Find the string "start" and gather every line that holds it.

Exercise input >>
++++++++

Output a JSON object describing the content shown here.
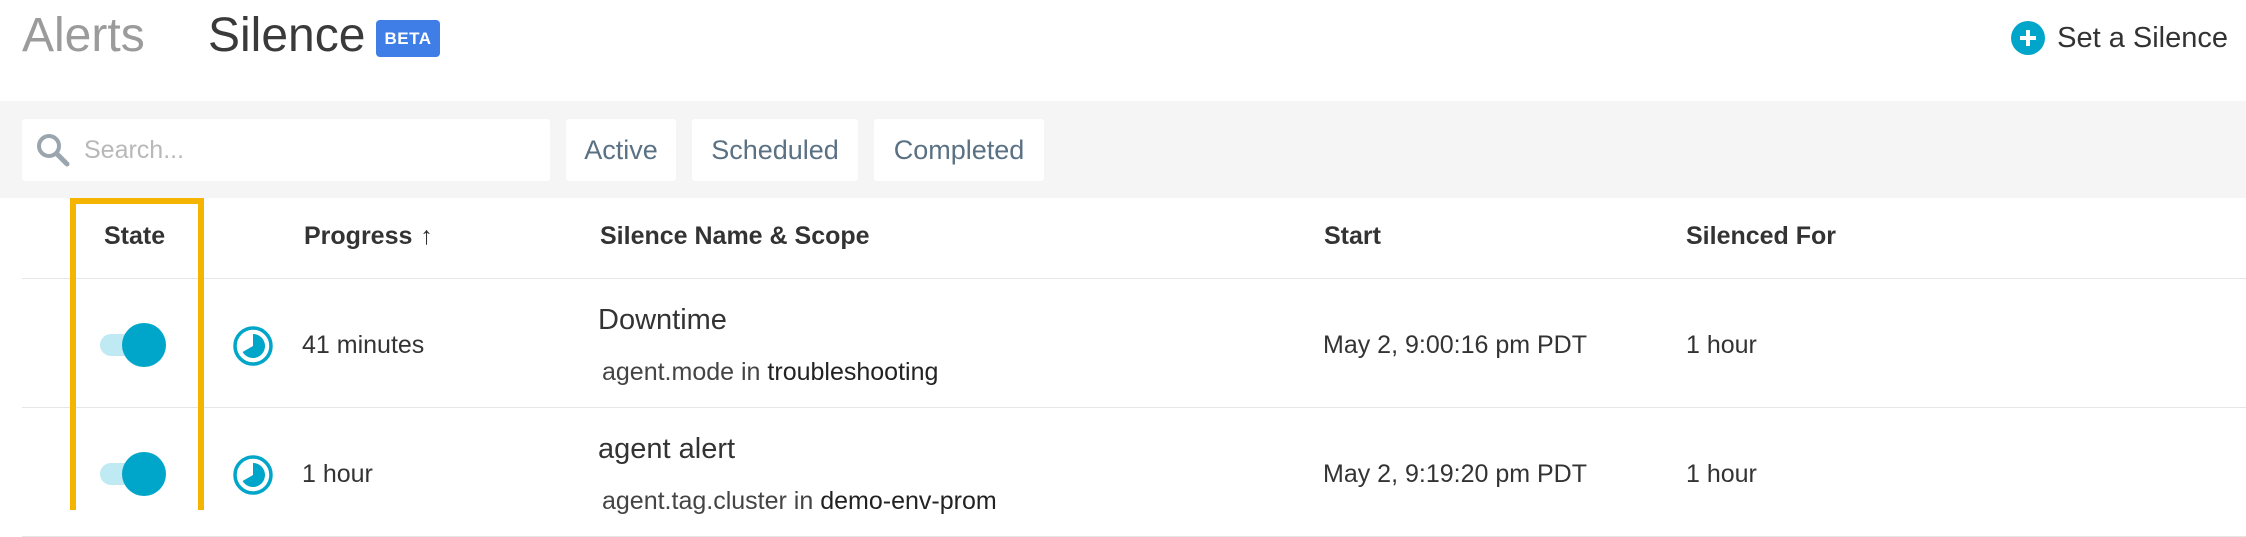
{
  "header": {
    "nav_alerts": "Alerts",
    "nav_silence": "Silence",
    "beta_badge": "BETA",
    "set_silence_label": "Set a Silence"
  },
  "toolbar": {
    "search_placeholder": "Search...",
    "filters": [
      "Active",
      "Scheduled",
      "Completed"
    ]
  },
  "table": {
    "columns": {
      "state": "State",
      "progress": "Progress",
      "progress_sort": "↑",
      "name": "Silence Name & Scope",
      "start": "Start",
      "silenced_for": "Silenced For"
    },
    "rows": [
      {
        "state_on": true,
        "progress": "41 minutes",
        "name": "Downtime",
        "scope_label": "agent.mode",
        "scope_op": "in",
        "scope_value": "troubleshooting",
        "start": "May 2, 9:00:16 pm PDT",
        "silenced_for": "1 hour"
      },
      {
        "state_on": true,
        "progress": "1 hour",
        "name": "agent alert",
        "scope_label": "agent.tag.cluster",
        "scope_op": "in",
        "scope_value": "demo-env-prom",
        "start": "May 2, 9:19:20 pm PDT",
        "silenced_for": "1 hour"
      }
    ]
  },
  "colors": {
    "accent": "#00a6c9",
    "beta_badge": "#3e7ee6",
    "highlight": "#f4b400",
    "toolbar_bg": "#f5f5f5"
  },
  "icons": {
    "add": "plus-circle-icon",
    "search": "search-icon",
    "progress": "clock-progress-icon"
  }
}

++++++++

Answer for the task >>
      "start": "Start",
        "start": "May 2, 9:00:16 pm PDT",
        "start": "May 2, 9:19:20 pm PDT",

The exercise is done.